STATED EXERCISE -> Write out the listing below without alteration, omitting its pictures.
↓
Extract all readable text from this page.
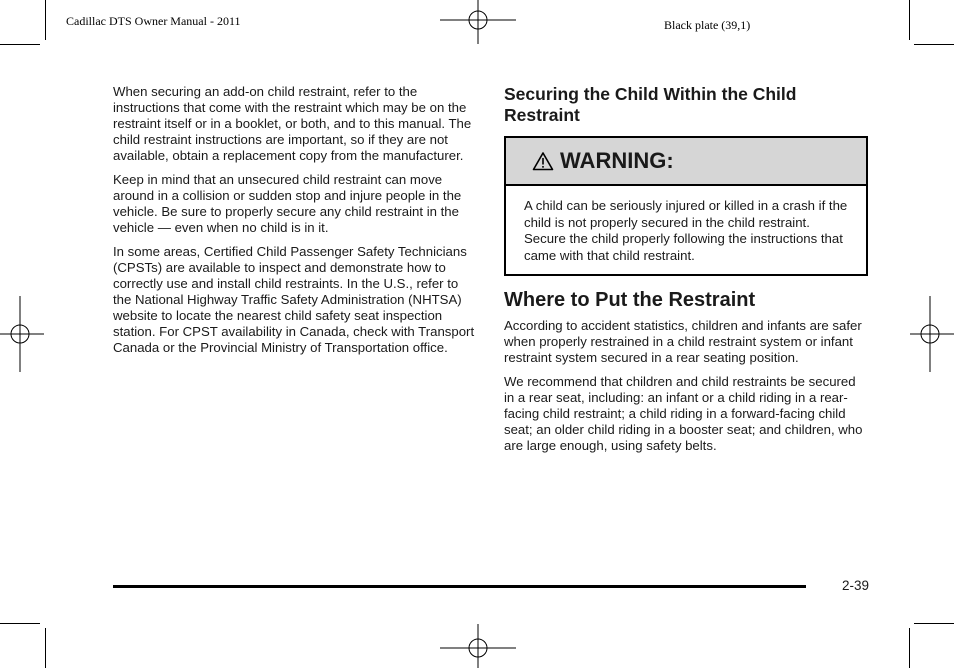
Cadillac DTS Owner Manual - 2011	Black plate (39,1)

When securing an add-on child restraint, refer to the instructions that come with the restraint which may be on the restraint itself or in a booklet, or both, and to this manual. The child restraint instructions are important, so if they are not available, obtain a replacement copy from the manufacturer.

Keep in mind that an unsecured child restraint can move around in a collision or sudden stop and injure people in the vehicle. Be sure to properly secure any child restraint in the vehicle — even when no child is in it.

In some areas, Certified Child Passenger Safety Technicians (CPSTs) are available to inspect and demonstrate how to correctly use and install child restraints. In the U.S., refer to the National Highway Traffic Safety Administration (NHTSA) website to locate the nearest child safety seat inspection station. For CPST availability in Canada, check with Transport Canada or the Provincial Ministry of Transportation office.

Securing the Child Within the Child Restraint
WARNING:
A child can be seriously injured or killed in a crash if the child is not properly secured in the child restraint. Secure the child properly following the instructions that came with that child restraint.
Where to Put the Restraint

According to accident statistics, children and infants are safer when properly restrained in a child restraint system or infant restraint system secured in a rear seating position.

We recommend that children and child restraints be secured in a rear seat, including: an infant or a child riding in a rear-facing child restraint; a child riding in a forward-facing child seat; an older child riding in a booster seat; and children, who are large enough, using safety belts.

2-39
↑
PROBLEM SOLUTION ->
Extract all readable text from this page.
Cadillac DTS Owner Manual - 2011	Black plate (39,1)

When securing an add-on child restraint, refer to the instructions that come with the restraint which may be on the restraint itself or in a booklet, or both, and to this manual. The child restraint instructions are important, so if they are not available, obtain a replacement copy from the manufacturer.

Keep in mind that an unsecured child restraint can move around in a collision or sudden stop and injure people in the vehicle. Be sure to properly secure any child restraint in the vehicle — even when no child is in it.

In some areas, Certified Child Passenger Safety Technicians (CPSTs) are available to inspect and demonstrate how to correctly use and install child restraints. In the U.S., refer to the National Highway Traffic Safety Administration (NHTSA) website to locate the nearest child safety seat inspection station. For CPST availability in Canada, check with Transport Canada or the Provincial Ministry of Transportation office.

Securing the Child Within the Child Restraint
WARNING:
A child can be seriously injured or killed in a crash if the child is not properly secured in the child restraint. Secure the child properly following the instructions that came with that child restraint.
Where to Put the Restraint

According to accident statistics, children and infants are safer when properly restrained in a child restraint system or infant restraint system secured in a rear seating position.

We recommend that children and child restraints be secured in a rear seat, including: an infant or a child riding in a rear-facing child restraint; a child riding in a forward-facing child seat; an older child riding in a booster seat; and children, who are large enough, using safety belts.

2-39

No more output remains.